Text segment -
───
Please contact our support team with any questions you have during the design process and use our free design review when you have finished your design.

Starting a Design - using the IOMux tool

The i.MX6 can be confusing to design with as it uses a multiplexer to assign up to 8 different functions to each IO pin.
Freescale provides an IOMux tool (available on the i.MX6 "Software & Tools" tab, under "Software Development Tools -> Initialization/Boot/Device Driver Code Generation") which makes it easy to sort through these options.
For Opal-6 we have two IOMux files that we have generated for the Opal CPU Module and the Opal Development Kit:

  • Opal-6 SoM IOMux File (in development)
  • Opal-6 Development Kit IOMux File (in development)

In the case of the CPU Module file, this shows which pins have been used on the module and should be your starting point. All the pins NOT SELECTED are available on the interface for you to use in your design. The Development Kit file is a good reference to see which pins we used for the different functions in the kit.

The IOMux file you generate is also an excellent way to document your design, and is very useful for software developers when setting up Operating System images and device drivers.
───
Data entries -
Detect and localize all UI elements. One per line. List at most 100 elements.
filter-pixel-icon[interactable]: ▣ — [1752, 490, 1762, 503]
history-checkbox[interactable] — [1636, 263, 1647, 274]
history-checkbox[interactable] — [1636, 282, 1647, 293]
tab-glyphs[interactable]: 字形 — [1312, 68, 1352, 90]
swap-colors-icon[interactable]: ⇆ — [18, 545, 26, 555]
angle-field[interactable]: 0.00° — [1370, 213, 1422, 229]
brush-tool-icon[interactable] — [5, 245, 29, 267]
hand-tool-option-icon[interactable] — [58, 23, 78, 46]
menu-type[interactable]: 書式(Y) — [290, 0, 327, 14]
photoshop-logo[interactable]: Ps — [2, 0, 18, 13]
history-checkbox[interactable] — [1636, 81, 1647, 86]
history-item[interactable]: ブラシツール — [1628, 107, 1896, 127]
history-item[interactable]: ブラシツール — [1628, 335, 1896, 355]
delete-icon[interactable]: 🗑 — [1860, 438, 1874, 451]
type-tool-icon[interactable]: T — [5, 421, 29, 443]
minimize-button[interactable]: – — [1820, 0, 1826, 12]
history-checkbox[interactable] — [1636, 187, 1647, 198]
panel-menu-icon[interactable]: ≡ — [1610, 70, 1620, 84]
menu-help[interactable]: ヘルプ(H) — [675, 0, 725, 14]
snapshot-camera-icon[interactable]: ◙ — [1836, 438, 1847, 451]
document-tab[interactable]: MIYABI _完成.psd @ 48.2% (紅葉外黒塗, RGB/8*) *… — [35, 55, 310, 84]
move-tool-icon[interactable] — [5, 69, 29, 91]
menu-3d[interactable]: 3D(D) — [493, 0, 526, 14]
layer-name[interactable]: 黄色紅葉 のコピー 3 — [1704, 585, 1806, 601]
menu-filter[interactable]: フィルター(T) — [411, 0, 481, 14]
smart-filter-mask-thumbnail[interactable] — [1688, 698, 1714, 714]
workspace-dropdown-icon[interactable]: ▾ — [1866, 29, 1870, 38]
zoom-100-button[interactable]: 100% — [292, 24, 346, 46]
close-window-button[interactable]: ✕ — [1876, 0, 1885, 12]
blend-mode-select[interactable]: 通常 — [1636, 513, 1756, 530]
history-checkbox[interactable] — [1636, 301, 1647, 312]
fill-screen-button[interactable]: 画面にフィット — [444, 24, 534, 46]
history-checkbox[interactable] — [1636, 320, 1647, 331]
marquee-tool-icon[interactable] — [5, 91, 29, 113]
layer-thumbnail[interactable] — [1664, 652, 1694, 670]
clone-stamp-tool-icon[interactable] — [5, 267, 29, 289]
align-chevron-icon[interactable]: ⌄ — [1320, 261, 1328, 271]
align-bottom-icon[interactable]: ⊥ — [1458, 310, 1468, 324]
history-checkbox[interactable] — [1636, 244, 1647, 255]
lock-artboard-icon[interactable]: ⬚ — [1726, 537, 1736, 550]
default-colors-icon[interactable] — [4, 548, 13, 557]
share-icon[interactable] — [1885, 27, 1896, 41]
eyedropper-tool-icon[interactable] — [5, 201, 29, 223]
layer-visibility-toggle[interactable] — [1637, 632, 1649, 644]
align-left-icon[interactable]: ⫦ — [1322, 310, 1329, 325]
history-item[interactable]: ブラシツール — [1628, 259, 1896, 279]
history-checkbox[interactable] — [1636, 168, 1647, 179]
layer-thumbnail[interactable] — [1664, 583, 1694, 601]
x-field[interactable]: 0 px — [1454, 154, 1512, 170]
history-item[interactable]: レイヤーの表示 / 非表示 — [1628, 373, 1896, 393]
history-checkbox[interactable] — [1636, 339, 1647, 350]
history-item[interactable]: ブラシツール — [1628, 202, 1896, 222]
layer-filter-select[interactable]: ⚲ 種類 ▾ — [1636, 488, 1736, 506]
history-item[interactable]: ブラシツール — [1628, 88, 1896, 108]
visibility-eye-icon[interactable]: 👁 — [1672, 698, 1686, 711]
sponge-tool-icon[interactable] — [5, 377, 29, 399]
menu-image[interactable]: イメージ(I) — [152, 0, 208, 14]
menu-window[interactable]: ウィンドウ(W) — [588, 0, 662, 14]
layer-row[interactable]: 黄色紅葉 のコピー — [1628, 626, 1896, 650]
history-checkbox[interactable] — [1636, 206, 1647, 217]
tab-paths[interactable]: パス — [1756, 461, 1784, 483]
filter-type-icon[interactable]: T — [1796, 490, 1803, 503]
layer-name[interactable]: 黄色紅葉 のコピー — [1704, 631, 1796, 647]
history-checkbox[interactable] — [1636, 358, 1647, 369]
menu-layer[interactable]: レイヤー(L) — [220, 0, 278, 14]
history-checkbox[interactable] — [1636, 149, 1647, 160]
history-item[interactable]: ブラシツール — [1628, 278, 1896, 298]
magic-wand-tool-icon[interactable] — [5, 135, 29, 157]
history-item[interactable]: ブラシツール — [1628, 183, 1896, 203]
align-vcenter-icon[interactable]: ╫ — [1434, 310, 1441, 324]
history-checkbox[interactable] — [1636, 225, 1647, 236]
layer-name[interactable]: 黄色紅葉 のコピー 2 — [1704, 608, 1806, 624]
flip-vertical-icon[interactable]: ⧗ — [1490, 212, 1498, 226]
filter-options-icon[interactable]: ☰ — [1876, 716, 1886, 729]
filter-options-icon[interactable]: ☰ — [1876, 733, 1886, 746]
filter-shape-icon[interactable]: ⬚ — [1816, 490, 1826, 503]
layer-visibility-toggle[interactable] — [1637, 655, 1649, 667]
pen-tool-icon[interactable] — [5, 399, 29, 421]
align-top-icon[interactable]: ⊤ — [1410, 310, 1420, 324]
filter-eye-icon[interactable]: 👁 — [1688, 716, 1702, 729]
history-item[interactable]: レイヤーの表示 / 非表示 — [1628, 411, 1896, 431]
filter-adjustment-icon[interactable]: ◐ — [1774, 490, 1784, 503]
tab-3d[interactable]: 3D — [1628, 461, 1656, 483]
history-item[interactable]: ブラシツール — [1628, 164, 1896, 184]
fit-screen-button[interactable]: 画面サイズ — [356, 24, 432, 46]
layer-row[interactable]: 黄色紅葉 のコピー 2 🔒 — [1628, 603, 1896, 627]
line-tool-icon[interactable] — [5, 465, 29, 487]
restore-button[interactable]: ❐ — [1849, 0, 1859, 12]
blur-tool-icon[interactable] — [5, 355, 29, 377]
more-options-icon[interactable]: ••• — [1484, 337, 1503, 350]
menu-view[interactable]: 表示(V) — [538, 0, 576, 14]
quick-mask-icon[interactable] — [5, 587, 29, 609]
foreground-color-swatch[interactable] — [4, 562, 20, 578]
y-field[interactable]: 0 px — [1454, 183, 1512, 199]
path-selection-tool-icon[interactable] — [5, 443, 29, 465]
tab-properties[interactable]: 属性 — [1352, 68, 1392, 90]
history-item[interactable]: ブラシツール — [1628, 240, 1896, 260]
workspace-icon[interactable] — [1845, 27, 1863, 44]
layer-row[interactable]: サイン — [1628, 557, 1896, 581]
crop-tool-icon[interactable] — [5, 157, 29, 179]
───
Directive A -
Set down the part of the IOMux tool text that begins at the words "Please contact our" and stops after the words "through these options.", copying it word for word.
Directive B -
According to the IOMux tool text, why should the CPU Module IOMux file be a designer's starting point?

Right answer A -
Please contact our support team with any questions you have during the design process and use our free design review when you have finished your design.

Starting a Design - using the IOMux tool

The i.MX6 can be confusing to design with as it uses a multiplexer to assign up to 8 different functions to each IO pin.
Freescale provides an IOMux tool (available on the i.MX6 "Software & Tools" tab, under "Software Development Tools -> Initialization/Boot/Device Driver Code Generation") which makes it easy to sort through these options.

Right answer B -
The CPU Module file shows which pins are already used on the module. Every pin not selected in that file is available on the interface for use in your own design.